[Collection entries]

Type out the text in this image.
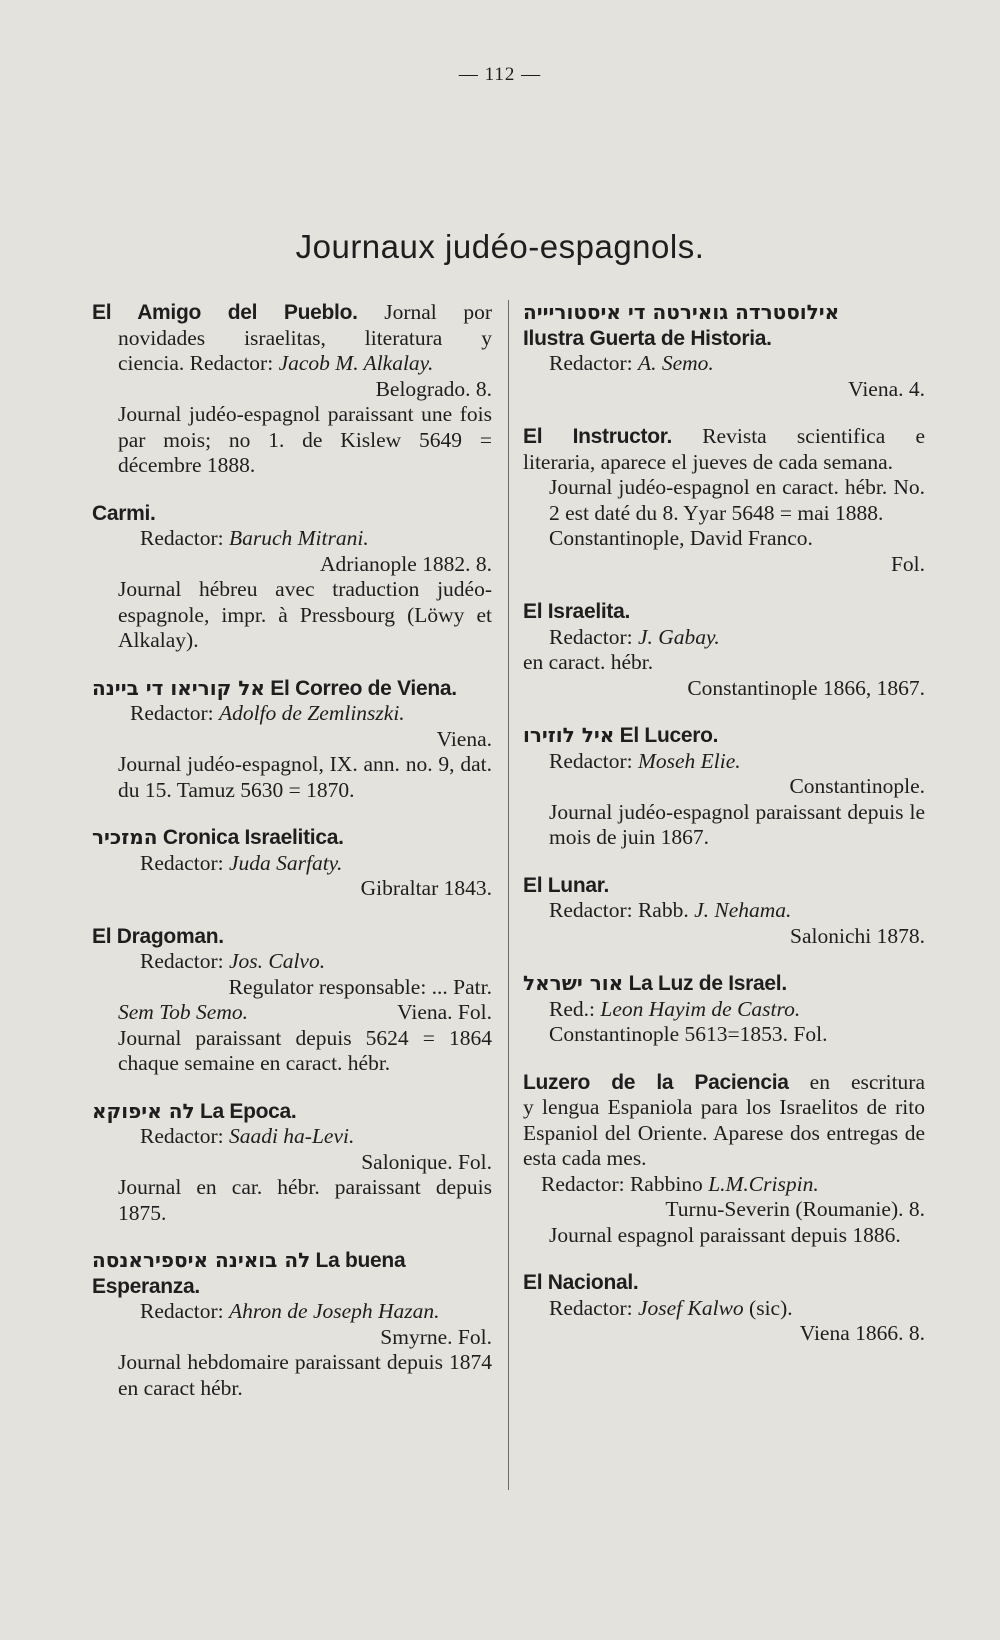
— 112 —
Journaux judéo-espagnols.
El Amigo del Pueblo. Jornal por
novidades israelitas, literatura y
ciencia. Redactor: Jacob M. Alkalay.
Belogrado. 8.
Journal judéo-espagnol paraissant une fois par mois; no 1. de Kislew 5649 = décembre 1888.
Carmi.
Redactor: Baruch Mitrani.
Adrianople 1882. 8.
Journal hébreu avec traduction judéo-espagnole, impr. à Pressbourg (Löwy et Alkalay).
אל קוריאו די ביינה El Correo de Viena.
Redactor: Adolfo de Zemlinszki.
Viena.
Journal judéo-espagnol, IX. ann. no. 9, dat. du 15. Tamuz 5630 = 1870.
המזכיר Cronica Israelitica.
Redactor: Juda Sarfaty.
Gibraltar 1843.
El Dragoman.
Redactor: Jos. Calvo.
Regulator responsable: ... Patr.
Sem Tob Semo.	Viena. Fol.
Journal paraissant depuis 5624 = 1864 chaque semaine en caract. hébr.
לה איפוקא La Epoca.
Redactor: Saadi ha-Levi.
Salonique. Fol.
Journal en car. hébr. paraissant depuis 1875.
לה בואינה איספיראנסה La buena Esperanza.
Redactor: Ahron de Joseph Hazan.
Smyrne. Fol.
Journal hebdomaire paraissant depuis 1874 en caract hébr.
אילוסטרדה גואירטה די איסטוריייה
Ilustra Guerta de Historia.
Redactor: A. Semo.
Viena. 4.
El Instructor. Revista scientifica e
literaria, aparece el jueves de cada semana.
Journal judéo-espagnol en caract. hébr. No. 2 est daté du 8. Yyar 5648 = mai 1888.
Constantinople, David Franco.
Fol.
El Israelita.
Redactor: J. Gabay.
en caract. hébr.
Constantinople 1866, 1867.
איל לוזירו El Lucero.
Redactor: Moseh Elie.
Constantinople.
Journal judéo-espagnol paraissant depuis le mois de juin 1867.
El Lunar.
Redactor: Rabb. J. Nehama.
Salonichi 1878.
אור ישראל La Luz de Israel.
Red.: Leon Hayim de Castro.
Constantinople 5613=1853. Fol.
Luzero de la Paciencia en escritura
y lengua Espaniola para los Israelitos de rito Espaniol del Oriente. Aparese dos entregas de esta cada mes.
Redactor: Rabbino L.M.Crispin.
Turnu-Severin (Roumanie). 8.
Journal espagnol paraissant depuis 1886.
El Nacional.
Redactor: Josef Kalwo (sic).
Viena 1866. 8.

- Stated task: Restate each entry word for word, please, but drop any images it holds.

- Solution for this exercise:
Type out the text in this image.
— 112 —
Journaux judéo-espagnols.
El Amigo del Pueblo. Jornal por
novidades israelitas, literatura y
ciencia. Redactor: Jacob M. Alkalay.
Belogrado. 8.
Journal judéo-espagnol paraissant une fois par mois; no 1. de Kislew 5649 = décembre 1888.
Carmi.
Redactor: Baruch Mitrani.
Adrianople 1882. 8.
Journal hébreu avec traduction judéo-espagnole, impr. à Pressbourg (Löwy et Alkalay).
אל קוריאו די ביינה El Correo de Viena.
Redactor: Adolfo de Zemlinszki.
Viena.
Journal judéo-espagnol, IX. ann. no. 9, dat. du 15. Tamuz 5630 = 1870.
המזכיר Cronica Israelitica.
Redactor: Juda Sarfaty.
Gibraltar 1843.
El Dragoman.
Redactor: Jos. Calvo.
Regulator responsable: ... Patr.
Sem Tob Semo.	Viena. Fol.
Journal paraissant depuis 5624 = 1864 chaque semaine en caract. hébr.
לה איפוקא La Epoca.
Redactor: Saadi ha-Levi.
Salonique. Fol.
Journal en car. hébr. paraissant depuis 1875.
לה בואינה איספיראנסה La buena Esperanza.
Redactor: Ahron de Joseph Hazan.
Smyrne. Fol.
Journal hebdomaire paraissant depuis 1874 en caract hébr.
אילוסטרדה גואירטה די איסטוריייה
Ilustra Guerta de Historia.
Redactor: A. Semo.
Viena. 4.
El Instructor. Revista scientifica e
literaria, aparece el jueves de cada semana.
Journal judéo-espagnol en caract. hébr. No. 2 est daté du 8. Yyar 5648 = mai 1888.
Constantinople, David Franco.
Fol.
El Israelita.
Redactor: J. Gabay.
en caract. hébr.
Constantinople 1866, 1867.
איל לוזירו El Lucero.
Redactor: Moseh Elie.
Constantinople.
Journal judéo-espagnol paraissant depuis le mois de juin 1867.
El Lunar.
Redactor: Rabb. J. Nehama.
Salonichi 1878.
אור ישראל La Luz de Israel.
Red.: Leon Hayim de Castro.
Constantinople 5613=1853. Fol.
Luzero de la Paciencia en escritura
y lengua Espaniola para los Israelitos de rito Espaniol del Oriente. Aparese dos entregas de esta cada mes.
Redactor: Rabbino L.M.Crispin.
Turnu-Severin (Roumanie). 8.
Journal espagnol paraissant depuis 1886.
El Nacional.
Redactor: Josef Kalwo (sic).
Viena 1866. 8.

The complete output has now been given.